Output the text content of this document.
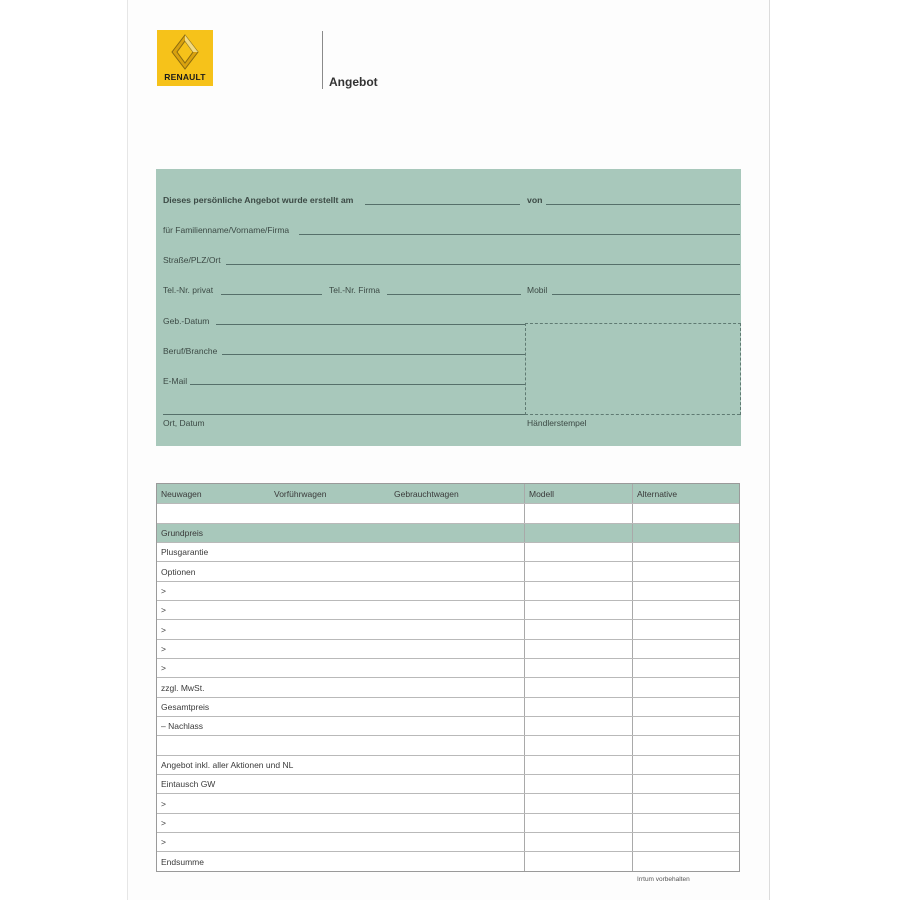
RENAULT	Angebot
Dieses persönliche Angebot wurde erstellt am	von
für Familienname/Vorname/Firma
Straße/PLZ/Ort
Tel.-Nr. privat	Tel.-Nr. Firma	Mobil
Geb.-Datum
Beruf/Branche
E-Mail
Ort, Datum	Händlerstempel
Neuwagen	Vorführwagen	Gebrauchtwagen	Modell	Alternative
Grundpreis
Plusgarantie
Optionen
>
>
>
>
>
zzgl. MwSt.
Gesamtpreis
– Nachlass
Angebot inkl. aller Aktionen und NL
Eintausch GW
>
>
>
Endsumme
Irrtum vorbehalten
-------
*Required work*: Reproduce the full listing faithfully, but do not carry over any pictures.

*Answer for the task*:
Output the text content of this document.
RENAULT	Angebot
Dieses persönliche Angebot wurde erstellt am	von
für Familienname/Vorname/Firma
Straße/PLZ/Ort
Tel.-Nr. privat	Tel.-Nr. Firma	Mobil
Geb.-Datum
Beruf/Branche
E-Mail
Ort, Datum	Händlerstempel
Neuwagen	Vorführwagen	Gebrauchtwagen	Modell	Alternative
Grundpreis
Plusgarantie
Optionen
>
>
>
>
>
zzgl. MwSt.
Gesamtpreis
– Nachlass
Angebot inkl. aller Aktionen und NL
Eintausch GW
>
>
>
Endsumme
Irrtum vorbehalten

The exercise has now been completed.